** Begin **
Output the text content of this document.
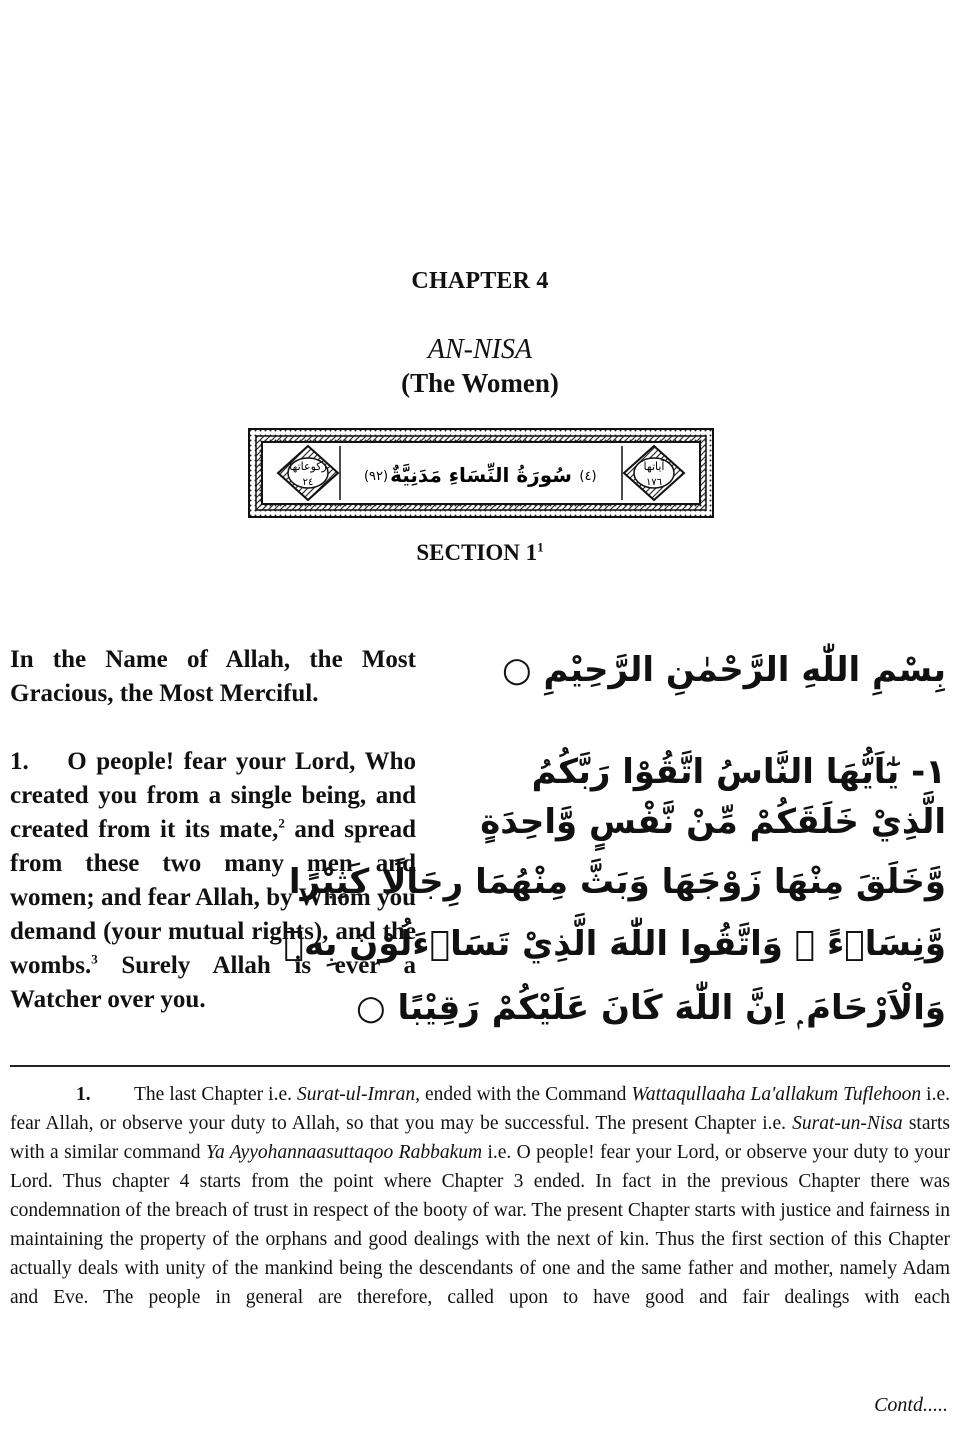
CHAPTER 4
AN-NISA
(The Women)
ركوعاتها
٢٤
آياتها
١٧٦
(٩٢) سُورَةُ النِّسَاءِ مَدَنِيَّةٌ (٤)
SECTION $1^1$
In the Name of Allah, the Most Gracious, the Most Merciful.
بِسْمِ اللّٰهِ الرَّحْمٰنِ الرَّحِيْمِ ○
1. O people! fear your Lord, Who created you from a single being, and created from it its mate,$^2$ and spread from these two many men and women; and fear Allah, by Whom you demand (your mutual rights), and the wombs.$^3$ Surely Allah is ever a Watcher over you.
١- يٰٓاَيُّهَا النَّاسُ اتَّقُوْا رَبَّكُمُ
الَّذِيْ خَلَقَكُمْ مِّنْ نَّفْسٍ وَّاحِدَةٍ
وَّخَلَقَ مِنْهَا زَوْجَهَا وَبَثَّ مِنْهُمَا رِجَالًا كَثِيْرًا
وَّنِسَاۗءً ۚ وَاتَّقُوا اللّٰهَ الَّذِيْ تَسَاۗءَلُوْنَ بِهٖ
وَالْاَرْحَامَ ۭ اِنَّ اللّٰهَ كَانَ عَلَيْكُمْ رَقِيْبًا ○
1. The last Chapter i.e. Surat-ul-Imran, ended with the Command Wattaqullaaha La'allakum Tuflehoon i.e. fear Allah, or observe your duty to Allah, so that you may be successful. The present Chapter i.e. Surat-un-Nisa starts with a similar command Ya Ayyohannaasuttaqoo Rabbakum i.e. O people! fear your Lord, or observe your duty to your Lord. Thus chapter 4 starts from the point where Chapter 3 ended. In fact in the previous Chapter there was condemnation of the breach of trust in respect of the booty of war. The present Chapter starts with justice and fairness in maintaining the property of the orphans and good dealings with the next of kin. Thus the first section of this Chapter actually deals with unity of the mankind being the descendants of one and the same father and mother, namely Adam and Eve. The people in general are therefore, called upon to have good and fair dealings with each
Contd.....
** End **
The task: Output the records above exactly; leave out the pictures.

The answer:
Output the text content of this document.
CHAPTER 4
AN-NISA
(The Women)
ركوعاتها
٢٤
آياتها
١٧٦
(٩٢) سُورَةُ النِّسَاءِ مَدَنِيَّةٌ (٤)
SECTION $1^1$
In the Name of Allah, the Most Gracious, the Most Merciful.
بِسْمِ اللّٰهِ الرَّحْمٰنِ الرَّحِيْمِ ○
1. O people! fear your Lord, Who created you from a single being, and created from it its mate,$^2$ and spread from these two many men and women; and fear Allah, by Whom you demand (your mutual rights), and the wombs.$^3$ Surely Allah is ever a Watcher over you.
١- يٰٓاَيُّهَا النَّاسُ اتَّقُوْا رَبَّكُمُ
الَّذِيْ خَلَقَكُمْ مِّنْ نَّفْسٍ وَّاحِدَةٍ
وَّخَلَقَ مِنْهَا زَوْجَهَا وَبَثَّ مِنْهُمَا رِجَالًا كَثِيْرًا
وَّنِسَاۗءً ۚ وَاتَّقُوا اللّٰهَ الَّذِيْ تَسَاۗءَلُوْنَ بِهٖ
وَالْاَرْحَامَ ۭ اِنَّ اللّٰهَ كَانَ عَلَيْكُمْ رَقِيْبًا ○
1. The last Chapter i.e. Surat-ul-Imran, ended with the Command Wattaqullaaha La'allakum Tuflehoon i.e. fear Allah, or observe your duty to Allah, so that you may be successful. The present Chapter i.e. Surat-un-Nisa starts with a similar command Ya Ayyohannaasuttaqoo Rabbakum i.e. O people! fear your Lord, or observe your duty to your Lord. Thus chapter 4 starts from the point where Chapter 3 ended. In fact in the previous Chapter there was condemnation of the breach of trust in respect of the booty of war. The present Chapter starts with justice and fairness in maintaining the property of the orphans and good dealings with the next of kin. Thus the first section of this Chapter actually deals with unity of the mankind being the descendants of one and the same father and mother, namely Adam and Eve. The people in general are therefore, called upon to have good and fair dealings with each
Contd.....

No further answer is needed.